_What you have to do_. Go through the entries below and retype them exactly, omitting each picture.

_Raw records_.
[Begin]
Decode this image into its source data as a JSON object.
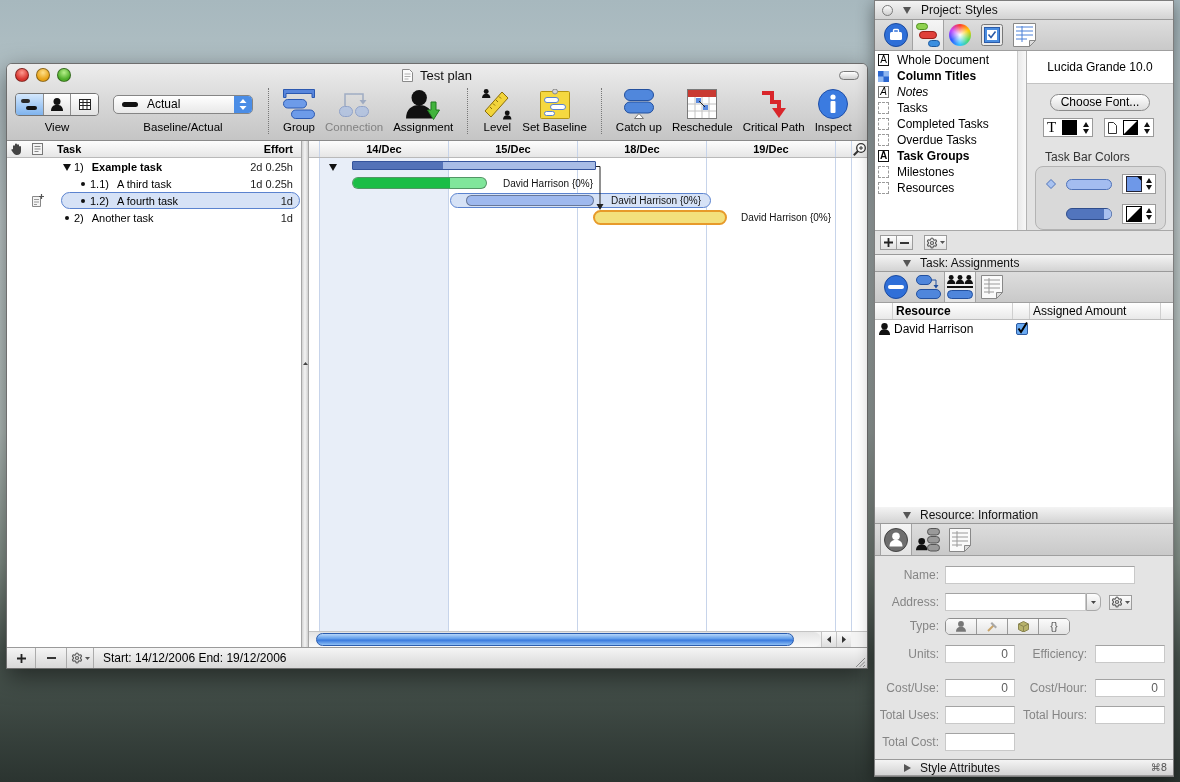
{
  "window": {
    "title": "Test plan"
  },
  "toolbar": {
    "view": {
      "label": "View",
      "segments": [
        {
          "kind": "gantt",
          "selected": true
        },
        {
          "kind": "resources",
          "selected": false
        },
        {
          "kind": "calendar",
          "selected": false
        }
      ]
    },
    "baseline": {
      "label": "Baseline/Actual",
      "value": "Actual"
    },
    "groups": [
      {
        "buttons": [
          {
            "kind": "group",
            "label": "Group",
            "disabled": false
          },
          {
            "kind": "connection",
            "label": "Connection",
            "disabled": true
          },
          {
            "kind": "assignment",
            "label": "Assignment",
            "disabled": false
          }
        ]
      },
      {
        "buttons": [
          {
            "kind": "level",
            "label": "Level",
            "disabled": false
          },
          {
            "kind": "baseline",
            "label": "Set Baseline",
            "disabled": false
          }
        ]
      },
      {
        "buttons": [
          {
            "kind": "catchup",
            "label": "Catch up",
            "disabled": false
          },
          {
            "kind": "reschedule",
            "label": "Reschedule",
            "disabled": false
          },
          {
            "kind": "critical",
            "label": "Critical Path",
            "disabled": false
          },
          {
            "kind": "inspect",
            "label": "Inspect",
            "disabled": false
          }
        ]
      }
    ]
  },
  "outline": {
    "columns": [
      {
        "label": "Task"
      },
      {
        "label": "Effort"
      }
    ],
    "rows": [
      {
        "number": "1)",
        "name": "Example task",
        "effort": "2d 0.25h",
        "expanded": true,
        "selected": false,
        "bar": {
          "kind": "group",
          "level": 0.37
        },
        "children": [
          {
            "number": "1.1)",
            "name": "A third task",
            "effort": "1d 0.25h",
            "selected": false,
            "bar": {
              "kind": "task",
              "color": "#80e69b",
              "level": 0.73,
              "label": "David Harrison {0%}"
            }
          },
          {
            "number": "1.2)",
            "name": "A fourth task",
            "effort": "1d",
            "selected": true,
            "bar": {
              "kind": "task",
              "color": "#9fb9ee",
              "label": "David Harrison {0%}"
            }
          }
        ]
      },
      {
        "number": "2)",
        "name": "Another task",
        "effort": "1d",
        "selected": false,
        "bar": {
          "kind": "critical",
          "color": "#f3e07c",
          "label": "David Harrison {0%}",
          "linked": true
        }
      }
    ]
  },
  "gantt": {
    "dates": [
      "14/Dec",
      "15/Dec",
      "18/Dec",
      "19/Dec"
    ]
  },
  "status_bar": {
    "text": "Start: 14/12/2006 End: 19/12/2006"
  },
  "inspector": {
    "styles": {
      "title": "Project: Styles",
      "expanded": true,
      "tabs": [
        {
          "kind": "project",
          "selected": false
        },
        {
          "kind": "styles",
          "selected": true
        },
        {
          "kind": "colors",
          "selected": false
        },
        {
          "kind": "checklist",
          "selected": false
        },
        {
          "kind": "table",
          "selected": false
        }
      ],
      "items": [
        {
          "name": "Whole Document",
          "kind": "letter",
          "marker": "A",
          "bold": false,
          "italic": false
        },
        {
          "name": "Column Titles",
          "kind": "pattern",
          "bold": true,
          "italic": false
        },
        {
          "name": "Notes",
          "kind": "letter",
          "marker": "A",
          "bold": false,
          "italic": true
        },
        {
          "name": "Tasks",
          "kind": "empty",
          "bold": false,
          "italic": false
        },
        {
          "name": "Completed Tasks",
          "kind": "empty",
          "bold": false,
          "italic": false
        },
        {
          "name": "Overdue Tasks",
          "kind": "empty",
          "bold": false,
          "italic": false
        },
        {
          "name": "Task Groups",
          "kind": "letter",
          "marker": "A",
          "bold": true,
          "italic": false
        },
        {
          "name": "Milestones",
          "kind": "empty",
          "bold": false,
          "italic": false
        },
        {
          "name": "Resources",
          "kind": "empty",
          "bold": false,
          "italic": false
        }
      ],
      "font_name": "Lucida Grande 10.0",
      "choose_font": "Choose Font...",
      "text_well_marker": "T",
      "bar_colors_title": "Task Bar Colors"
    },
    "assignments": {
      "title": "Task: Assignments",
      "expanded": true,
      "tabs": [
        {
          "kind": "task",
          "selected": false
        },
        {
          "kind": "dependencies",
          "selected": false
        },
        {
          "kind": "assignments",
          "selected": true
        },
        {
          "kind": "notes",
          "selected": false
        }
      ],
      "columns": [
        {
          "label": "Resource"
        },
        {
          "label": "Assigned Amount"
        }
      ],
      "rows": [
        {
          "name": "David Harrison",
          "checked": true
        }
      ]
    },
    "resource": {
      "title": "Resource: Information",
      "expanded": true,
      "tabs": [
        {
          "kind": "resource",
          "selected": true
        },
        {
          "kind": "schedule",
          "selected": false
        },
        {
          "kind": "notes",
          "selected": false
        }
      ],
      "disabled": true,
      "name": {
        "label": "Name:"
      },
      "address": {
        "label": "Address:"
      },
      "type": {
        "label": "Type:",
        "segments": [
          {
            "kind": "person"
          },
          {
            "kind": "tool"
          },
          {
            "kind": "material"
          },
          {
            "kind": "group",
            "label": "{}"
          }
        ]
      },
      "units": {
        "label": "Units:",
        "value": "0"
      },
      "efficiency": {
        "label": "Efficiency:"
      },
      "cost_per_use": {
        "label": "Cost/Use:",
        "value": "0"
      },
      "cost_per_hour": {
        "label": "Cost/Hour:",
        "value": "0"
      },
      "total_uses": {
        "label": "Total Uses:"
      },
      "total_hours": {
        "label": "Total Hours:"
      },
      "total_cost": {
        "label": "Total Cost:"
      }
    },
    "footer": {
      "title": "Style Attributes",
      "expanded": false,
      "shortcut": "⌘8"
    }
  }
}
[End]
_Solved problem_.
Decode this image into its source data as a JSON object.
{
  "window": {
    "title": "Test plan"
  },
  "toolbar": {
    "view": {
      "label": "View",
      "segments": [
        {
          "kind": "gantt",
          "selected": true
        },
        {
          "kind": "resources",
          "selected": false
        },
        {
          "kind": "calendar",
          "selected": false
        }
      ]
    },
    "baseline": {
      "label": "Baseline/Actual",
      "value": "Actual"
    },
    "groups": [
      {
        "buttons": [
          {
            "kind": "group",
            "label": "Group",
            "disabled": false
          },
          {
            "kind": "connection",
            "label": "Connection",
            "disabled": true
          },
          {
            "kind": "assignment",
            "label": "Assignment",
            "disabled": false
          }
        ]
      },
      {
        "buttons": [
          {
            "kind": "level",
            "label": "Level",
            "disabled": false
          },
          {
            "kind": "baseline",
            "label": "Set Baseline",
            "disabled": false
          }
        ]
      },
      {
        "buttons": [
          {
            "kind": "catchup",
            "label": "Catch up",
            "disabled": false
          },
          {
            "kind": "reschedule",
            "label": "Reschedule",
            "disabled": false
          },
          {
            "kind": "critical",
            "label": "Critical Path",
            "disabled": false
          },
          {
            "kind": "inspect",
            "label": "Inspect",
            "disabled": false
          }
        ]
      }
    ]
  },
  "outline": {
    "columns": [
      {
        "label": "Task"
      },
      {
        "label": "Effort"
      }
    ],
    "rows": [
      {
        "number": "1)",
        "name": "Example task",
        "effort": "2d 0.25h",
        "expanded": true,
        "selected": false,
        "bar": {
          "kind": "group",
          "level": 0.37
        },
        "children": [
          {
            "number": "1.1)",
            "name": "A third task",
            "effort": "1d 0.25h",
            "selected": false,
            "bar": {
              "kind": "task",
              "color": "#80e69b",
              "level": 0.73,
              "label": "David Harrison {0%}"
            }
          },
          {
            "number": "1.2)",
            "name": "A fourth task",
            "effort": "1d",
            "selected": true,
            "bar": {
              "kind": "task",
              "color": "#9fb9ee",
              "label": "David Harrison {0%}"
            }
          }
        ]
      },
      {
        "number": "2)",
        "name": "Another task",
        "effort": "1d",
        "selected": false,
        "bar": {
          "kind": "critical",
          "color": "#f3e07c",
          "label": "David Harrison {0%}",
          "linked": true
        }
      }
    ]
  },
  "gantt": {
    "dates": [
      "14/Dec",
      "15/Dec",
      "18/Dec",
      "19/Dec"
    ]
  },
  "status_bar": {
    "text": "Start: 14/12/2006 End: 19/12/2006"
  },
  "inspector": {
    "styles": {
      "title": "Project: Styles",
      "expanded": true,
      "tabs": [
        {
          "kind": "project",
          "selected": false
        },
        {
          "kind": "styles",
          "selected": true
        },
        {
          "kind": "colors",
          "selected": false
        },
        {
          "kind": "checklist",
          "selected": false
        },
        {
          "kind": "table",
          "selected": false
        }
      ],
      "items": [
        {
          "name": "Whole Document",
          "kind": "letter",
          "marker": "A",
          "bold": false,
          "italic": false
        },
        {
          "name": "Column Titles",
          "kind": "pattern",
          "bold": true,
          "italic": false
        },
        {
          "name": "Notes",
          "kind": "letter",
          "marker": "A",
          "bold": false,
          "italic": true
        },
        {
          "name": "Tasks",
          "kind": "empty",
          "bold": false,
          "italic": false
        },
        {
          "name": "Completed Tasks",
          "kind": "empty",
          "bold": false,
          "italic": false
        },
        {
          "name": "Overdue Tasks",
          "kind": "empty",
          "bold": false,
          "italic": false
        },
        {
          "name": "Task Groups",
          "kind": "letter",
          "marker": "A",
          "bold": true,
          "italic": false
        },
        {
          "name": "Milestones",
          "kind": "empty",
          "bold": false,
          "italic": false
        },
        {
          "name": "Resources",
          "kind": "empty",
          "bold": false,
          "italic": false
        }
      ],
      "font_name": "Lucida Grande 10.0",
      "choose_font": "Choose Font...",
      "text_well_marker": "T",
      "bar_colors_title": "Task Bar Colors"
    },
    "assignments": {
      "title": "Task: Assignments",
      "expanded": true,
      "tabs": [
        {
          "kind": "task",
          "selected": false
        },
        {
          "kind": "dependencies",
          "selected": false
        },
        {
          "kind": "assignments",
          "selected": true
        },
        {
          "kind": "notes",
          "selected": false
        }
      ],
      "columns": [
        {
          "label": "Resource"
        },
        {
          "label": "Assigned Amount"
        }
      ],
      "rows": [
        {
          "name": "David Harrison",
          "checked": true
        }
      ]
    },
    "resource": {
      "title": "Resource: Information",
      "expanded": true,
      "tabs": [
        {
          "kind": "resource",
          "selected": true
        },
        {
          "kind": "schedule",
          "selected": false
        },
        {
          "kind": "notes",
          "selected": false
        }
      ],
      "disabled": true,
      "name": {
        "label": "Name:"
      },
      "address": {
        "label": "Address:"
      },
      "type": {
        "label": "Type:",
        "segments": [
          {
            "kind": "person"
          },
          {
            "kind": "tool"
          },
          {
            "kind": "material"
          },
          {
            "kind": "group",
            "label": "{}"
          }
        ]
      },
      "units": {
        "label": "Units:",
        "value": "0"
      },
      "efficiency": {
        "label": "Efficiency:"
      },
      "cost_per_use": {
        "label": "Cost/Use:",
        "value": "0"
      },
      "cost_per_hour": {
        "label": "Cost/Hour:",
        "value": "0"
      },
      "total_uses": {
        "label": "Total Uses:"
      },
      "total_hours": {
        "label": "Total Hours:"
      },
      "total_cost": {
        "label": "Total Cost:"
      }
    },
    "footer": {
      "title": "Style Attributes",
      "expanded": false,
      "shortcut": "⌘8"
    }
  }
}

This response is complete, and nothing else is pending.